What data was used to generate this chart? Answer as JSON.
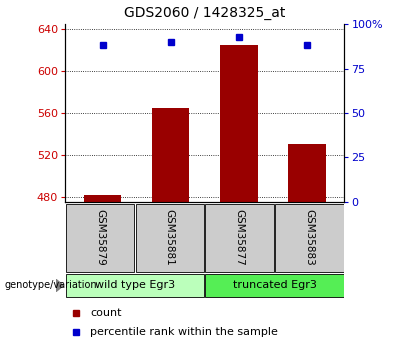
{
  "title": "GDS2060 / 1428325_at",
  "samples": [
    "GSM35879",
    "GSM35881",
    "GSM35877",
    "GSM35883"
  ],
  "counts": [
    482,
    565,
    625,
    530
  ],
  "percentiles": [
    88,
    90,
    93,
    88
  ],
  "ylim_left": [
    475,
    645
  ],
  "ylim_right": [
    0,
    100
  ],
  "yticks_left": [
    480,
    520,
    560,
    600,
    640
  ],
  "yticks_right": [
    0,
    25,
    50,
    75,
    100
  ],
  "groups": [
    {
      "label": "wild type Egr3",
      "indices": [
        0,
        1
      ],
      "color": "#bbffbb"
    },
    {
      "label": "truncated Egr3",
      "indices": [
        2,
        3
      ],
      "color": "#55ee55"
    }
  ],
  "bar_color": "#990000",
  "point_color": "#0000cc",
  "bar_width": 0.55,
  "group_header_bg": "#cccccc",
  "tick_label_color_left": "#cc0000",
  "tick_label_color_right": "#0000cc",
  "genotype_label": "genotype/variation",
  "legend_count_label": "count",
  "legend_pct_label": "percentile rank within the sample",
  "title_fontsize": 10,
  "tick_fontsize": 8,
  "sample_label_fontsize": 7.5,
  "group_label_fontsize": 8,
  "legend_fontsize": 8
}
===============
Required task: Reproduce the entries above without change, omitting all pictures.

Task result:
What data was used to generate this chart? Answer as JSON.
{
  "title": "GDS2060 / 1428325_at",
  "samples": [
    "GSM35879",
    "GSM35881",
    "GSM35877",
    "GSM35883"
  ],
  "counts": [
    482,
    565,
    625,
    530
  ],
  "percentiles": [
    88,
    90,
    93,
    88
  ],
  "ylim_left": [
    475,
    645
  ],
  "ylim_right": [
    0,
    100
  ],
  "yticks_left": [
    480,
    520,
    560,
    600,
    640
  ],
  "yticks_right": [
    0,
    25,
    50,
    75,
    100
  ],
  "groups": [
    {
      "label": "wild type Egr3",
      "indices": [
        0,
        1
      ],
      "color": "#bbffbb"
    },
    {
      "label": "truncated Egr3",
      "indices": [
        2,
        3
      ],
      "color": "#55ee55"
    }
  ],
  "bar_color": "#990000",
  "point_color": "#0000cc",
  "bar_width": 0.55,
  "group_header_bg": "#cccccc",
  "tick_label_color_left": "#cc0000",
  "tick_label_color_right": "#0000cc",
  "genotype_label": "genotype/variation",
  "legend_count_label": "count",
  "legend_pct_label": "percentile rank within the sample",
  "title_fontsize": 10,
  "tick_fontsize": 8,
  "sample_label_fontsize": 7.5,
  "group_label_fontsize": 8,
  "legend_fontsize": 8
}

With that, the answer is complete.